◆ RECORDS FOR THE EXERCISE ◆
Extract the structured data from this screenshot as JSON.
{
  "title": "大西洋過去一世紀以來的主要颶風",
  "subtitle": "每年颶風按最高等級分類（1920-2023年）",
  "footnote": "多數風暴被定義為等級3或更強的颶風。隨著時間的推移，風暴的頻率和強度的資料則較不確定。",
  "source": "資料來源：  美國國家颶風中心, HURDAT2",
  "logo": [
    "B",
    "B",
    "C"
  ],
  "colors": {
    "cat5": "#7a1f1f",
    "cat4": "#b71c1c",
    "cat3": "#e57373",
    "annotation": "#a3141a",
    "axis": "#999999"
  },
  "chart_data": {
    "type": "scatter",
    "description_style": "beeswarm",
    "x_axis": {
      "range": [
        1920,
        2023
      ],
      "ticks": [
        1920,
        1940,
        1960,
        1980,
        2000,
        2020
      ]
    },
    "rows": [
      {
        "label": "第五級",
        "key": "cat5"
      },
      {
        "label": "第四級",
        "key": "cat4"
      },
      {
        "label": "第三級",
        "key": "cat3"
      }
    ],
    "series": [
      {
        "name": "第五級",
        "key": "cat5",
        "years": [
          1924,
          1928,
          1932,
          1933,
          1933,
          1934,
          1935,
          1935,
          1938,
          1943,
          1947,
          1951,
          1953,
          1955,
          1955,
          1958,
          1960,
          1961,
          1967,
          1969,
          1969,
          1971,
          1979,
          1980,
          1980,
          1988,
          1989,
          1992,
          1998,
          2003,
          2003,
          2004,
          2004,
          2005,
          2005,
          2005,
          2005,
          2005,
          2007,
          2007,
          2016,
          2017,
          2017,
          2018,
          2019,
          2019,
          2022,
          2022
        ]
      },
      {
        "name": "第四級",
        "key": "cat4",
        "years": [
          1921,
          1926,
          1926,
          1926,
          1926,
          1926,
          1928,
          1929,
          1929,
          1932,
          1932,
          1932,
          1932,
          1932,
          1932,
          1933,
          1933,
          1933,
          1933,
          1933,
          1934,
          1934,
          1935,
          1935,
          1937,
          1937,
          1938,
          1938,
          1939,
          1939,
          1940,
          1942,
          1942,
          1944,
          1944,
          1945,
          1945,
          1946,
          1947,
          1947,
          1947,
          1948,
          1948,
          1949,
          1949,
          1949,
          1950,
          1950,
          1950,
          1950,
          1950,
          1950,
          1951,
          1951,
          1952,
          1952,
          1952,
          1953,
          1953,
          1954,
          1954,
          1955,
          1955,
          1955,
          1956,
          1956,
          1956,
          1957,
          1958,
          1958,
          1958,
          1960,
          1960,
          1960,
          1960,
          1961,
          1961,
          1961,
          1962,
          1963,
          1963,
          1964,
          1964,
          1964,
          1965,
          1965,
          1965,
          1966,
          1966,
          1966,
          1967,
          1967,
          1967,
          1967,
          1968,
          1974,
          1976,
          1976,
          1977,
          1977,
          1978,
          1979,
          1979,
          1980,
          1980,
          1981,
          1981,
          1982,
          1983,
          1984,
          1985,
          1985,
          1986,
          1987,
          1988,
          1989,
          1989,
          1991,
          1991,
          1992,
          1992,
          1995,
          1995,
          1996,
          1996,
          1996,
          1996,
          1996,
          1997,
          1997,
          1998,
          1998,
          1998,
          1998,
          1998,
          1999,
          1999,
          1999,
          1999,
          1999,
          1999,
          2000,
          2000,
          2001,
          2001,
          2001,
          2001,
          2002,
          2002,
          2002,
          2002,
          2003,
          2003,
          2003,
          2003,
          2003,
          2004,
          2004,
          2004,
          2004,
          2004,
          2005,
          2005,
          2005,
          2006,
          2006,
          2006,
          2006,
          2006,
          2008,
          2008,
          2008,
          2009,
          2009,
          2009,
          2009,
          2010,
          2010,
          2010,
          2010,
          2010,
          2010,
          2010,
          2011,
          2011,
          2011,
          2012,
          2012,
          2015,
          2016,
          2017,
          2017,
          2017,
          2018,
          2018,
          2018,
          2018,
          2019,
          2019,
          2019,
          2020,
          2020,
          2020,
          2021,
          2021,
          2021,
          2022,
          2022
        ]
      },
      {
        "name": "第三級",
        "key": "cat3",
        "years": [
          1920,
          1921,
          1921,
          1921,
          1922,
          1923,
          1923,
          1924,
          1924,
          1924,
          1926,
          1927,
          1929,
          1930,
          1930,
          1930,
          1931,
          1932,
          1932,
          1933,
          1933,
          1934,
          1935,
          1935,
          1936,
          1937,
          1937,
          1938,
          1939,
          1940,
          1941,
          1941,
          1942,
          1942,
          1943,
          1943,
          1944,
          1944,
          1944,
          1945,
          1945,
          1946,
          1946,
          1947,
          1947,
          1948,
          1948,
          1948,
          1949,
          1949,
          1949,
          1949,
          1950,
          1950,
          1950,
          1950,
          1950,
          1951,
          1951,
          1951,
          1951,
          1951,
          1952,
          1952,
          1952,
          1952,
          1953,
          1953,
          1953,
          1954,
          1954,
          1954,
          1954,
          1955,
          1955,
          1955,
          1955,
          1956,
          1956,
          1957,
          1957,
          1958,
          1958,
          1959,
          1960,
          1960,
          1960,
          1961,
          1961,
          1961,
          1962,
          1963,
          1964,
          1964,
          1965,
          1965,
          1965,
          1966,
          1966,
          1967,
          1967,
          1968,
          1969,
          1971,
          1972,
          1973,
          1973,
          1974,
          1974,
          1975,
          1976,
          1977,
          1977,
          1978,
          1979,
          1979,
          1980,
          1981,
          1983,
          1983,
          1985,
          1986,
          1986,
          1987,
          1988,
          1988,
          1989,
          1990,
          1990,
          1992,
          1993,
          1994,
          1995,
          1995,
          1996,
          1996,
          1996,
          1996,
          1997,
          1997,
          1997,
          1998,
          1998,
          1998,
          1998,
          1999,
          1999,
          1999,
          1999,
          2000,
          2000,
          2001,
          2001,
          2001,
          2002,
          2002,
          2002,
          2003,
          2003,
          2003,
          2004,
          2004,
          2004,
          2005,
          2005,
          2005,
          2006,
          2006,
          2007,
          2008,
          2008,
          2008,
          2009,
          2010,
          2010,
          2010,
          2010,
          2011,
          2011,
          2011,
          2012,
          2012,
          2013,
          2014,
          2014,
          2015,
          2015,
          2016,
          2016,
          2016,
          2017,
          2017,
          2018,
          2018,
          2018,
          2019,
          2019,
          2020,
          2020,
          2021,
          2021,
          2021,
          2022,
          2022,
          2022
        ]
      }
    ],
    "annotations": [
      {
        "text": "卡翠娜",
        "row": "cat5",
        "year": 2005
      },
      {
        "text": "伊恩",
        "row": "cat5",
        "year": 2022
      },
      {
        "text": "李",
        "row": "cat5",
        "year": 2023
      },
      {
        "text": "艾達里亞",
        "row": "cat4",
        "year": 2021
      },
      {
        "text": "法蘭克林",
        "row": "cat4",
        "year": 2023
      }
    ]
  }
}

◆ WHAT TO DO ◆
Give all the entries again exactly; leave none out.

◆ COMPLETED EXERCISE ◆
Extract the structured data from this screenshot as JSON.
{
  "title": "大西洋過去一世紀以來的主要颶風",
  "subtitle": "每年颶風按最高等級分類（1920-2023年）",
  "footnote": "多數風暴被定義為等級3或更強的颶風。隨著時間的推移，風暴的頻率和強度的資料則較不確定。",
  "source": "資料來源：  美國國家颶風中心, HURDAT2",
  "logo": [
    "B",
    "B",
    "C"
  ],
  "colors": {
    "cat5": "#7a1f1f",
    "cat4": "#b71c1c",
    "cat3": "#e57373",
    "annotation": "#a3141a",
    "axis": "#999999"
  },
  "chart_data": {
    "type": "scatter",
    "description_style": "beeswarm",
    "x_axis": {
      "range": [
        1920,
        2023
      ],
      "ticks": [
        1920,
        1940,
        1960,
        1980,
        2000,
        2020
      ]
    },
    "rows": [
      {
        "label": "第五級",
        "key": "cat5"
      },
      {
        "label": "第四級",
        "key": "cat4"
      },
      {
        "label": "第三級",
        "key": "cat3"
      }
    ],
    "series": [
      {
        "name": "第五級",
        "key": "cat5",
        "years": [
          1924,
          1928,
          1932,
          1933,
          1933,
          1934,
          1935,
          1935,
          1938,
          1943,
          1947,
          1951,
          1953,
          1955,
          1955,
          1958,
          1960,
          1961,
          1967,
          1969,
          1969,
          1971,
          1979,
          1980,
          1980,
          1988,
          1989,
          1992,
          1998,
          2003,
          2003,
          2004,
          2004,
          2005,
          2005,
          2005,
          2005,
          2005,
          2007,
          2007,
          2016,
          2017,
          2017,
          2018,
          2019,
          2019,
          2022,
          2022
        ]
      },
      {
        "name": "第四級",
        "key": "cat4",
        "years": [
          1921,
          1926,
          1926,
          1926,
          1926,
          1926,
          1928,
          1929,
          1929,
          1932,
          1932,
          1932,
          1932,
          1932,
          1932,
          1933,
          1933,
          1933,
          1933,
          1933,
          1934,
          1934,
          1935,
          1935,
          1937,
          1937,
          1938,
          1938,
          1939,
          1939,
          1940,
          1942,
          1942,
          1944,
          1944,
          1945,
          1945,
          1946,
          1947,
          1947,
          1947,
          1948,
          1948,
          1949,
          1949,
          1949,
          1950,
          1950,
          1950,
          1950,
          1950,
          1950,
          1951,
          1951,
          1952,
          1952,
          1952,
          1953,
          1953,
          1954,
          1954,
          1955,
          1955,
          1955,
          1956,
          1956,
          1956,
          1957,
          1958,
          1958,
          1958,
          1960,
          1960,
          1960,
          1960,
          1961,
          1961,
          1961,
          1962,
          1963,
          1963,
          1964,
          1964,
          1964,
          1965,
          1965,
          1965,
          1966,
          1966,
          1966,
          1967,
          1967,
          1967,
          1967,
          1968,
          1974,
          1976,
          1976,
          1977,
          1977,
          1978,
          1979,
          1979,
          1980,
          1980,
          1981,
          1981,
          1982,
          1983,
          1984,
          1985,
          1985,
          1986,
          1987,
          1988,
          1989,
          1989,
          1991,
          1991,
          1992,
          1992,
          1995,
          1995,
          1996,
          1996,
          1996,
          1996,
          1996,
          1997,
          1997,
          1998,
          1998,
          1998,
          1998,
          1998,
          1999,
          1999,
          1999,
          1999,
          1999,
          1999,
          2000,
          2000,
          2001,
          2001,
          2001,
          2001,
          2002,
          2002,
          2002,
          2002,
          2003,
          2003,
          2003,
          2003,
          2003,
          2004,
          2004,
          2004,
          2004,
          2004,
          2005,
          2005,
          2005,
          2006,
          2006,
          2006,
          2006,
          2006,
          2008,
          2008,
          2008,
          2009,
          2009,
          2009,
          2009,
          2010,
          2010,
          2010,
          2010,
          2010,
          2010,
          2010,
          2011,
          2011,
          2011,
          2012,
          2012,
          2015,
          2016,
          2017,
          2017,
          2017,
          2018,
          2018,
          2018,
          2018,
          2019,
          2019,
          2019,
          2020,
          2020,
          2020,
          2021,
          2021,
          2021,
          2022,
          2022
        ]
      },
      {
        "name": "第三級",
        "key": "cat3",
        "years": [
          1920,
          1921,
          1921,
          1921,
          1922,
          1923,
          1923,
          1924,
          1924,
          1924,
          1926,
          1927,
          1929,
          1930,
          1930,
          1930,
          1931,
          1932,
          1932,
          1933,
          1933,
          1934,
          1935,
          1935,
          1936,
          1937,
          1937,
          1938,
          1939,
          1940,
          1941,
          1941,
          1942,
          1942,
          1943,
          1943,
          1944,
          1944,
          1944,
          1945,
          1945,
          1946,
          1946,
          1947,
          1947,
          1948,
          1948,
          1948,
          1949,
          1949,
          1949,
          1949,
          1950,
          1950,
          1950,
          1950,
          1950,
          1951,
          1951,
          1951,
          1951,
          1951,
          1952,
          1952,
          1952,
          1952,
          1953,
          1953,
          1953,
          1954,
          1954,
          1954,
          1954,
          1955,
          1955,
          1955,
          1955,
          1956,
          1956,
          1957,
          1957,
          1958,
          1958,
          1959,
          1960,
          1960,
          1960,
          1961,
          1961,
          1961,
          1962,
          1963,
          1964,
          1964,
          1965,
          1965,
          1965,
          1966,
          1966,
          1967,
          1967,
          1968,
          1969,
          1971,
          1972,
          1973,
          1973,
          1974,
          1974,
          1975,
          1976,
          1977,
          1977,
          1978,
          1979,
          1979,
          1980,
          1981,
          1983,
          1983,
          1985,
          1986,
          1986,
          1987,
          1988,
          1988,
          1989,
          1990,
          1990,
          1992,
          1993,
          1994,
          1995,
          1995,
          1996,
          1996,
          1996,
          1996,
          1997,
          1997,
          1997,
          1998,
          1998,
          1998,
          1998,
          1999,
          1999,
          1999,
          1999,
          2000,
          2000,
          2001,
          2001,
          2001,
          2002,
          2002,
          2002,
          2003,
          2003,
          2003,
          2004,
          2004,
          2004,
          2005,
          2005,
          2005,
          2006,
          2006,
          2007,
          2008,
          2008,
          2008,
          2009,
          2010,
          2010,
          2010,
          2010,
          2011,
          2011,
          2011,
          2012,
          2012,
          2013,
          2014,
          2014,
          2015,
          2015,
          2016,
          2016,
          2016,
          2017,
          2017,
          2018,
          2018,
          2018,
          2019,
          2019,
          2020,
          2020,
          2021,
          2021,
          2021,
          2022,
          2022,
          2022
        ]
      }
    ],
    "annotations": [
      {
        "text": "卡翠娜",
        "row": "cat5",
        "year": 2005
      },
      {
        "text": "伊恩",
        "row": "cat5",
        "year": 2022
      },
      {
        "text": "李",
        "row": "cat5",
        "year": 2023
      },
      {
        "text": "艾達里亞",
        "row": "cat4",
        "year": 2021
      },
      {
        "text": "法蘭克林",
        "row": "cat4",
        "year": 2023
      }
    ]
  }
}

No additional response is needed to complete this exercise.